╔══
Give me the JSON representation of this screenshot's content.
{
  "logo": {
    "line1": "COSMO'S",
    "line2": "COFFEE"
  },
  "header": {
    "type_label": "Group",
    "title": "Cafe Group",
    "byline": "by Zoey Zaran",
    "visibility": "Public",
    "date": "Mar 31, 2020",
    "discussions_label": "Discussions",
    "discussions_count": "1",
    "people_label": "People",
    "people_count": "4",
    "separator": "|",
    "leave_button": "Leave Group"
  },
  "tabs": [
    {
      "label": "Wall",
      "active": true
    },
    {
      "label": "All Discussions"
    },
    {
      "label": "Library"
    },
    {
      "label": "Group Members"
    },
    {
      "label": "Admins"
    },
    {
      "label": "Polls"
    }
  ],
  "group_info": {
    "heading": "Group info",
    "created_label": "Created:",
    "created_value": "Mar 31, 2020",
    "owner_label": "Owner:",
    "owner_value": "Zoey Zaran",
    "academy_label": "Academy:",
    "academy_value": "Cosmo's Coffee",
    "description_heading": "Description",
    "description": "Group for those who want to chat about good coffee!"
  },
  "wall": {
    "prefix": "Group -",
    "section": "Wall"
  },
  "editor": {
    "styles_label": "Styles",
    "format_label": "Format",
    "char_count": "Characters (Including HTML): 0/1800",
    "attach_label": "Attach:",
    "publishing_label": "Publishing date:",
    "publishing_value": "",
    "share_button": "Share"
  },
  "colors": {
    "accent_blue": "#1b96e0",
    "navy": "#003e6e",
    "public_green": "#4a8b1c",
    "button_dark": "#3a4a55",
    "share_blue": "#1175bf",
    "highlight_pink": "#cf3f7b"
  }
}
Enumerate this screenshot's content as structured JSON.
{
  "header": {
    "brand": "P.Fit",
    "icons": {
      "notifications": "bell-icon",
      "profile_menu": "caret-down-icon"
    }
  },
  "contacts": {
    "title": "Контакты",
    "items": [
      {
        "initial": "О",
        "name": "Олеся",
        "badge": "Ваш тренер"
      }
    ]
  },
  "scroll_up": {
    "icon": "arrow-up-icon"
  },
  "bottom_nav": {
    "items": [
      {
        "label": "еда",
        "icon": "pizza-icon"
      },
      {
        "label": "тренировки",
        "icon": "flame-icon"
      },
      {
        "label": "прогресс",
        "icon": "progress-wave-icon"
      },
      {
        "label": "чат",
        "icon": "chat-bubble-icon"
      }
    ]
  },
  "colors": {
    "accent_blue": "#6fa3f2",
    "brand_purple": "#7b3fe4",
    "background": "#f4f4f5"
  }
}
╚══
▸ DO THIS:
Restate each record exactly as written.

▸ THE REPLY:
Give me the JSON representation of this screenshot's content.
{
  "logo": {
    "line1": "COSMO'S",
    "line2": "COFFEE"
  },
  "header": {
    "type_label": "Group",
    "title": "Cafe Group",
    "byline": "by Zoey Zaran",
    "visibility": "Public",
    "date": "Mar 31, 2020",
    "discussions_label": "Discussions",
    "discussions_count": "1",
    "people_label": "People",
    "people_count": "4",
    "separator": "|",
    "leave_button": "Leave Group"
  },
  "tabs": [
    {
      "label": "Wall",
      "active": true
    },
    {
      "label": "All Discussions"
    },
    {
      "label": "Library"
    },
    {
      "label": "Group Members"
    },
    {
      "label": "Admins"
    },
    {
      "label": "Polls"
    }
  ],
  "group_info": {
    "heading": "Group info",
    "created_label": "Created:",
    "created_value": "Mar 31, 2020",
    "owner_label": "Owner:",
    "owner_value": "Zoey Zaran",
    "academy_label": "Academy:",
    "academy_value": "Cosmo's Coffee",
    "description_heading": "Description",
    "description": "Group for those who want to chat about good coffee!"
  },
  "wall": {
    "prefix": "Group -",
    "section": "Wall"
  },
  "editor": {
    "styles_label": "Styles",
    "format_label": "Format",
    "char_count": "Characters (Including HTML): 0/1800",
    "attach_label": "Attach:",
    "publishing_label": "Publishing date:",
    "publishing_value": "",
    "share_button": "Share"
  },
  "colors": {
    "accent_blue": "#1b96e0",
    "navy": "#003e6e",
    "public_green": "#4a8b1c",
    "button_dark": "#3a4a55",
    "share_blue": "#1175bf",
    "highlight_pink": "#cf3f7b"
  }
}
Enumerate this screenshot's content as structured JSON.
{
  "header": {
    "brand": "P.Fit",
    "icons": {
      "notifications": "bell-icon",
      "profile_menu": "caret-down-icon"
    }
  },
  "contacts": {
    "title": "Контакты",
    "items": [
      {
        "initial": "О",
        "name": "Олеся",
        "badge": "Ваш тренер"
      }
    ]
  },
  "scroll_up": {
    "icon": "arrow-up-icon"
  },
  "bottom_nav": {
    "items": [
      {
        "label": "еда",
        "icon": "pizza-icon"
      },
      {
        "label": "тренировки",
        "icon": "flame-icon"
      },
      {
        "label": "прогресс",
        "icon": "progress-wave-icon"
      },
      {
        "label": "чат",
        "icon": "chat-bubble-icon"
      }
    ]
  },
  "colors": {
    "accent_blue": "#6fa3f2",
    "brand_purple": "#7b3fe4",
    "background": "#f4f4f5"
  }
}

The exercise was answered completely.